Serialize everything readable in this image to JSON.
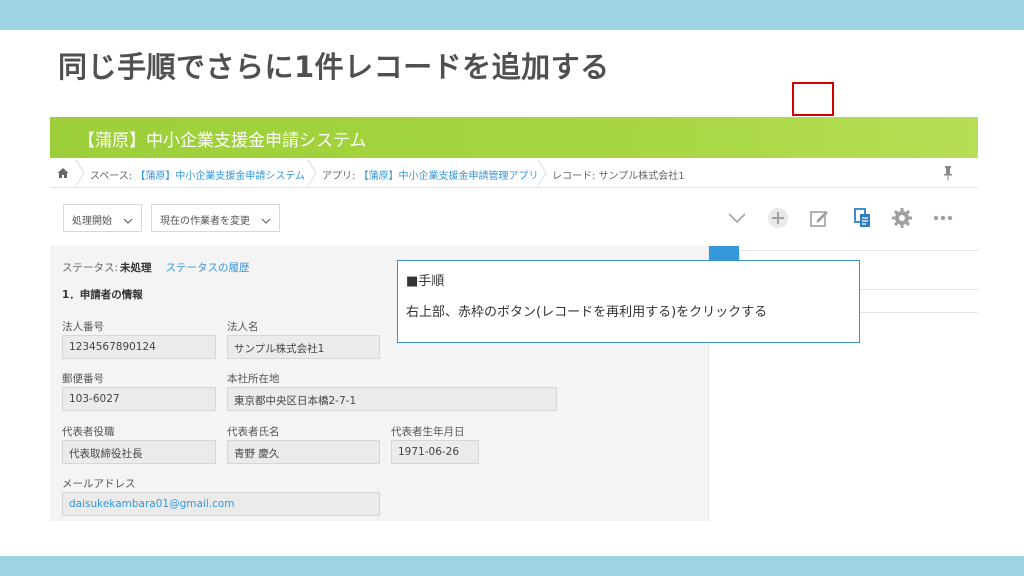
{
  "slide": {
    "title": "同じ手順でさらに1件レコードを追加する"
  },
  "app": {
    "title": "【蒲原】中小企業支援金申請システム",
    "header_color": "#a6d640",
    "accent_color": "#3498db"
  },
  "breadcrumb": {
    "home_icon": "home-icon",
    "space_prefix": "スペース:",
    "space_name": "【蒲原】中小企業支援金申請システム",
    "app_prefix": "アプリ:",
    "app_name": "【蒲原】中小企業支援金申請管理アプリ",
    "record_prefix": "レコード:",
    "record_name": "サンプル株式会社1"
  },
  "toolbar": {
    "process_start_label": "処理開始",
    "change_assignee_label": "現在の作業者を変更",
    "icons": [
      "chevron-down-icon",
      "add-icon",
      "edit-icon",
      "reuse-record-icon",
      "gear-icon",
      "more-icon"
    ],
    "highlight_color": "#d40000"
  },
  "record": {
    "status_label": "ステータス:",
    "status_value": "未処理",
    "status_history_link": "ステータスの履歴",
    "section_title": "1．申請者の情報",
    "fields": {
      "corp_number": {
        "label": "法人番号",
        "value": "1234567890124"
      },
      "corp_name": {
        "label": "法人名",
        "value": "サンプル株式会社1"
      },
      "postal_code": {
        "label": "郵便番号",
        "value": "103-6027"
      },
      "address": {
        "label": "本社所在地",
        "value": "東京都中央区日本橋2-7-1"
      },
      "rep_title": {
        "label": "代表者役職",
        "value": "代表取締役社長"
      },
      "rep_name": {
        "label": "代表者氏名",
        "value": "青野 慶久"
      },
      "rep_birthday": {
        "label": "代表者生年月日",
        "value": "1971-06-26"
      },
      "email": {
        "label": "メールアドレス",
        "value": "daisukekambara01@gmail.com"
      }
    }
  },
  "callout": {
    "title": "■手順",
    "body": "右上部、赤枠のボタン(レコードを再利用する)をクリックする"
  }
}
:::
Quote every record above exactly, leaving out the pictures.

* **RESPONSE**
Serialize everything readable in this image to JSON.
{
  "slide": {
    "title": "同じ手順でさらに1件レコードを追加する"
  },
  "app": {
    "title": "【蒲原】中小企業支援金申請システム",
    "header_color": "#a6d640",
    "accent_color": "#3498db"
  },
  "breadcrumb": {
    "home_icon": "home-icon",
    "space_prefix": "スペース:",
    "space_name": "【蒲原】中小企業支援金申請システム",
    "app_prefix": "アプリ:",
    "app_name": "【蒲原】中小企業支援金申請管理アプリ",
    "record_prefix": "レコード:",
    "record_name": "サンプル株式会社1"
  },
  "toolbar": {
    "process_start_label": "処理開始",
    "change_assignee_label": "現在の作業者を変更",
    "icons": [
      "chevron-down-icon",
      "add-icon",
      "edit-icon",
      "reuse-record-icon",
      "gear-icon",
      "more-icon"
    ],
    "highlight_color": "#d40000"
  },
  "record": {
    "status_label": "ステータス:",
    "status_value": "未処理",
    "status_history_link": "ステータスの履歴",
    "section_title": "1．申請者の情報",
    "fields": {
      "corp_number": {
        "label": "法人番号",
        "value": "1234567890124"
      },
      "corp_name": {
        "label": "法人名",
        "value": "サンプル株式会社1"
      },
      "postal_code": {
        "label": "郵便番号",
        "value": "103-6027"
      },
      "address": {
        "label": "本社所在地",
        "value": "東京都中央区日本橋2-7-1"
      },
      "rep_title": {
        "label": "代表者役職",
        "value": "代表取締役社長"
      },
      "rep_name": {
        "label": "代表者氏名",
        "value": "青野 慶久"
      },
      "rep_birthday": {
        "label": "代表者生年月日",
        "value": "1971-06-26"
      },
      "email": {
        "label": "メールアドレス",
        "value": "daisukekambara01@gmail.com"
      }
    }
  },
  "callout": {
    "title": "■手順",
    "body": "右上部、赤枠のボタン(レコードを再利用する)をクリックする"
  }
}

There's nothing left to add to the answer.